** START THE DATA **
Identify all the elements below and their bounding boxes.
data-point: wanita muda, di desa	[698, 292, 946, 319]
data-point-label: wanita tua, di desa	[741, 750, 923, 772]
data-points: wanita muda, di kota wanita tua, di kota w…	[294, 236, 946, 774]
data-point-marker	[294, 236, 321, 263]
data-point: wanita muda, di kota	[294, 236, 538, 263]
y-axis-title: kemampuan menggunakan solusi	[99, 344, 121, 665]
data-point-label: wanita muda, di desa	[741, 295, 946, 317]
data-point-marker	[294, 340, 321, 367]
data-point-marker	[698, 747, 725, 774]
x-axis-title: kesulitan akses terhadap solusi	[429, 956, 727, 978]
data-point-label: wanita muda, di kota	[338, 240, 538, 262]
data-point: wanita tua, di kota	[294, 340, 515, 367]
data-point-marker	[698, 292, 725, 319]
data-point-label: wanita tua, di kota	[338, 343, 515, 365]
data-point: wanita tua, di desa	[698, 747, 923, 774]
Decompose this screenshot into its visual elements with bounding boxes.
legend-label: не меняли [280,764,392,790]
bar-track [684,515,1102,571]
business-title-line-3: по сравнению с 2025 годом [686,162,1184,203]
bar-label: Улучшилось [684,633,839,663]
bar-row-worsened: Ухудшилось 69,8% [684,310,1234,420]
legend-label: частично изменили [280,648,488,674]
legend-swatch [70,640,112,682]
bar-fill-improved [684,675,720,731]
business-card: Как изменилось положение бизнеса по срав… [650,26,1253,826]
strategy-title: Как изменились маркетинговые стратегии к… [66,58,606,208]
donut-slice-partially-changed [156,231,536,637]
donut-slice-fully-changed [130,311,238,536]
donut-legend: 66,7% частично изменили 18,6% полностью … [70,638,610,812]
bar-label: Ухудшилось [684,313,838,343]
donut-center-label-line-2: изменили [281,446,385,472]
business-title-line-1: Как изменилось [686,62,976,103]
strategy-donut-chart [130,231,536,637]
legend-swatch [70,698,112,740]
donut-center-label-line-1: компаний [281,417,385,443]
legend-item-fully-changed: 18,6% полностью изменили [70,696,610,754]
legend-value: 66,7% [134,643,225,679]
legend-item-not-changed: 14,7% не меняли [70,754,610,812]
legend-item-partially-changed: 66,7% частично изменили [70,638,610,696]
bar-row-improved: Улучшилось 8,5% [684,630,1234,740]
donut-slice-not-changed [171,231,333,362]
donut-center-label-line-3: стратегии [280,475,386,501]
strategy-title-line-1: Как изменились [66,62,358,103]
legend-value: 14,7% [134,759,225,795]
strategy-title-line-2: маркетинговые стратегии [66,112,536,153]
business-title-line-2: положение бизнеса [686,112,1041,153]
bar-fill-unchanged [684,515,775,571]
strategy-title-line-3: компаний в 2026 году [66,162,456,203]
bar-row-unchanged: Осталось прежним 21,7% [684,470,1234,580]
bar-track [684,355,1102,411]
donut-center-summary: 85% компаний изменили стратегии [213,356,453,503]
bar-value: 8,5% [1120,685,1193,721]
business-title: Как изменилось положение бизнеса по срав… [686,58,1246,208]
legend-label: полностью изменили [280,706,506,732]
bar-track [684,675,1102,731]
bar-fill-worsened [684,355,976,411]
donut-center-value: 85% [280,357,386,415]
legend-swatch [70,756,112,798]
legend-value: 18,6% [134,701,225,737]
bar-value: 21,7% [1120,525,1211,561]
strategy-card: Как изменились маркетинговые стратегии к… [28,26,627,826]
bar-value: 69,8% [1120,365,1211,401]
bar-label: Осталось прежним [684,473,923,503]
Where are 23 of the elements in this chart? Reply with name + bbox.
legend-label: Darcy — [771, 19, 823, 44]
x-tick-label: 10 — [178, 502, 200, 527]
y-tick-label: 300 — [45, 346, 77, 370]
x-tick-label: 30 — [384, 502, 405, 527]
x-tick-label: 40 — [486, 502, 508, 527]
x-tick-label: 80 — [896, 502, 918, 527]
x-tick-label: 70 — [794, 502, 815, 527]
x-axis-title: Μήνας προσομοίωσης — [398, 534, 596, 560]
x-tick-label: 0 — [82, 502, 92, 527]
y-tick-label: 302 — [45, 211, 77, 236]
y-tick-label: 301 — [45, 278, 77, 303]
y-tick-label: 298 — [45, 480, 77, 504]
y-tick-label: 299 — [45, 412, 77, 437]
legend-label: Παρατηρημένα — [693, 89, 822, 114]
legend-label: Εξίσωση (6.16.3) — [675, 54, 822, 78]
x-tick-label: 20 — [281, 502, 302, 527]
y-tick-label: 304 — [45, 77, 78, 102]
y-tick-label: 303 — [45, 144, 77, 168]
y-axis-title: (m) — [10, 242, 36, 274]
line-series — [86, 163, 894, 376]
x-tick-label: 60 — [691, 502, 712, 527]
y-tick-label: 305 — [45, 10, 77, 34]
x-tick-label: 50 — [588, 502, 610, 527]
** END THE DATA **
WHAT IS ASKED:
Please return, unchanged, everything from the start of the listing above down to and including the line containing "236, 321, 263]".

REPLY:
Identify all the elements below and their bounding boxes.
data-point: wanita muda, di desa	[698, 292, 946, 319]
data-point-label: wanita tua, di desa	[741, 750, 923, 772]
data-points: wanita muda, di kota wanita tua, di kota w…	[294, 236, 946, 774]
data-point-marker	[294, 236, 321, 263]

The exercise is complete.